[Written instruction] Find each line containing the string "pulled". Copy it.

Data entries

"""

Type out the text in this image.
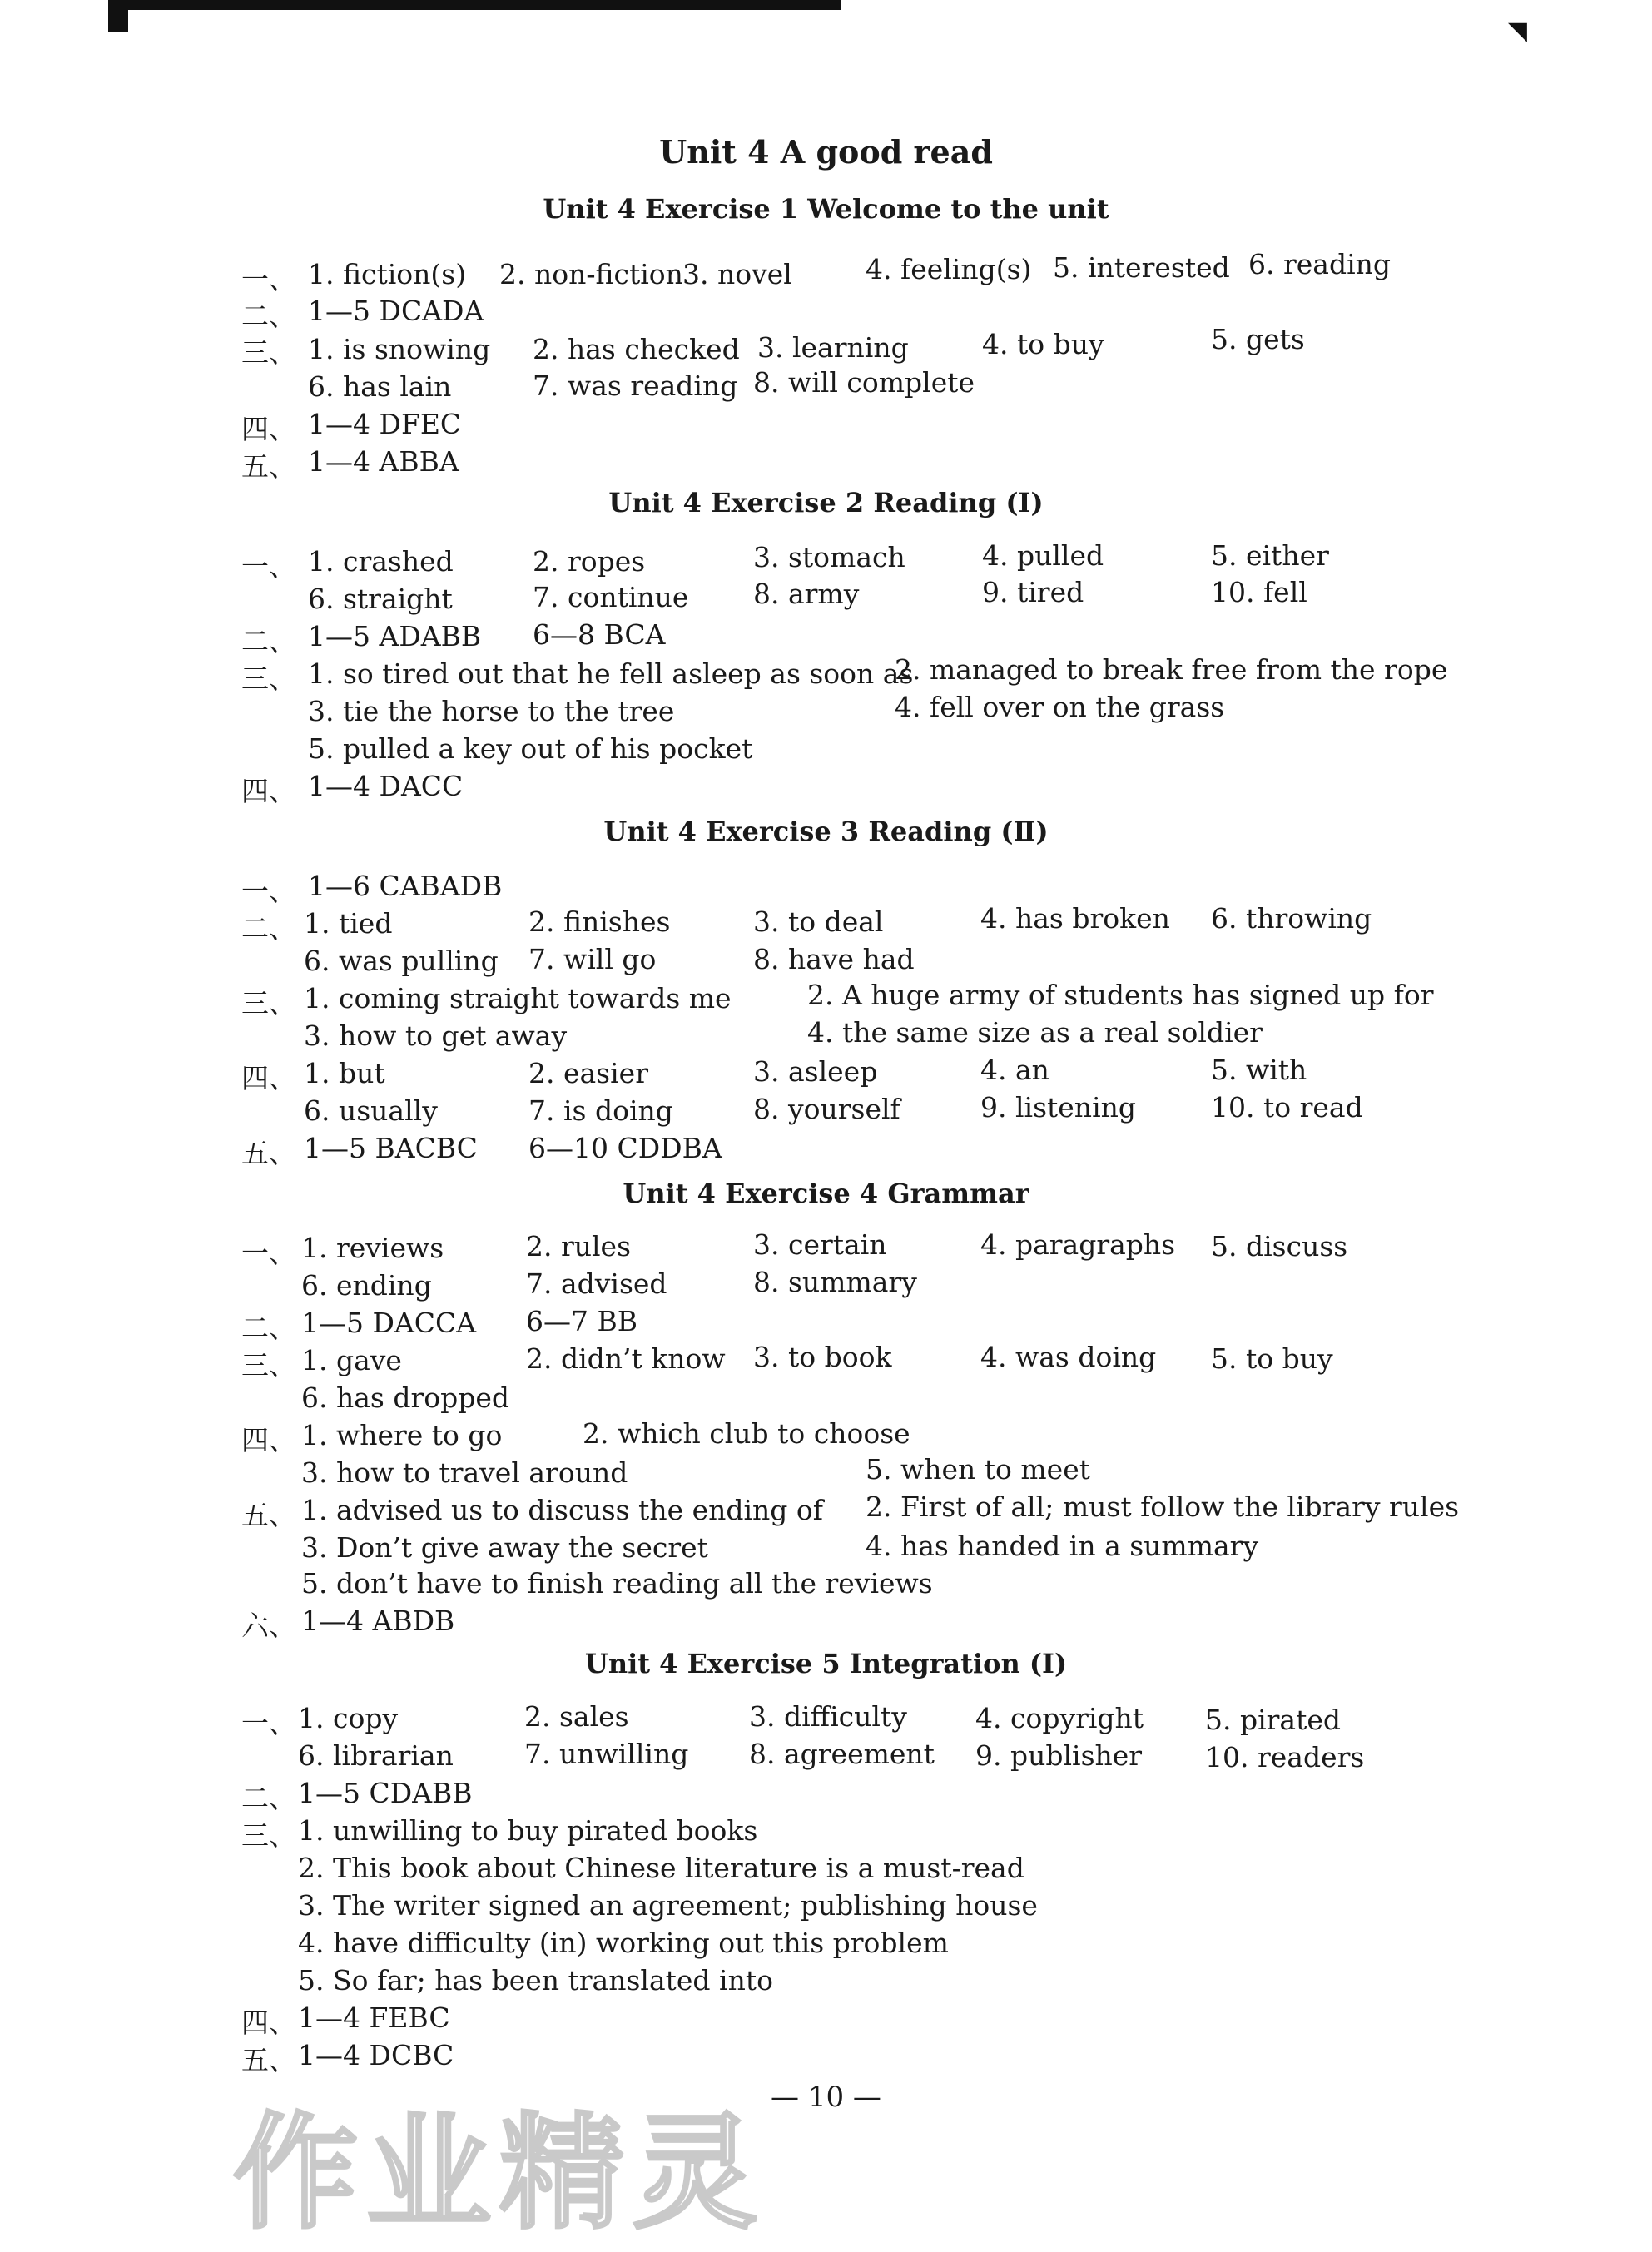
◥
Unit 4 A good read
Unit 4 Exercise 1 Welcome to the unit
一、 1. fiction(s) 2. non-fiction 3. novel	4. feeling(s) 5. interested 6. reading
二、 1—5 DCADA
三、 1. is snowing 2. has checked 3. learning	4. to buy	5. gets
6. has lain	7. was reading 8. will complete
四、 1—4 DFEC
五、 1—4 ABBA
Unit 4 Exercise 2 Reading (Ⅰ)
一、 1. crashed	2. ropes	3. stomach	4. pulled	5. either
6. straight	7. continue 8. army	9. tired	10. fell
二、 1—5 ADABB 6—8 BCA
三、 1. so tired out that he fell asleep as soon as
2. managed to break free from the rope
3. tie the horse to the tree	4. fell over on the grass
5. pulled a key out of his pocket
四、 1—4 DACC
Unit 4 Exercise 3 Reading (Ⅱ)
一、 1—6 CABADB
二、 1. tied	2. finishes	3. to deal	4. has broken 6. throwing
6. was pulling 7. will go	8. have had
三、 1. coming straight towards me	2. A huge army of students has signed up for
3. how to get away	4. the same size as a real soldier
四、 1. but	2. easier	3. asleep	4. an	5. with
6. usually	7. is doing	8. yourself	9. listening	10. to read
五、 1—5 BACBC 6—10 CDDBA
Unit 4 Exercise 4 Grammar
一、 1. reviews	2. rules	3. certain	4. paragraphs 5. discuss
6. ending	7. advised	8. summary
二、 1—5 DACCA 6—7 BB
三、 1. gave	2. didn’t know 3. to book	4. was doing 5. to buy
6. has dropped
四、 1. where to go	2. which club to choose
3. how to travel around	5. when to meet
五、 1. advised us to discuss the ending of 2. First of all; must follow the library rules
3. Don’t give away the secret	4. has handed in a summary
5. don’t have to finish reading all the reviews
六、 1—4 ABDB
Unit 4 Exercise 5 Integration (Ⅰ)
一、 1. copy	2. sales	3. difficulty 4. copyright 5. pirated
6. librarian	7. unwilling 8. agreement 9. publisher 10. readers
二、 1—5 CDABB
三、 1. unwilling to buy pirated books
2. This book about Chinese literature is a must-read
3. The writer signed an agreement; publishing house
4. have difficulty (in) working out this problem
5. So far; has been translated into
四、 1—4 FEBC
五、 1—4 DCBC
— 10 —
作业精灵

"""

[Result of this task]
一、 1. crashed	2. ropes	3. stomach	4. pulled	5. either
5. pulled a key out of his pocket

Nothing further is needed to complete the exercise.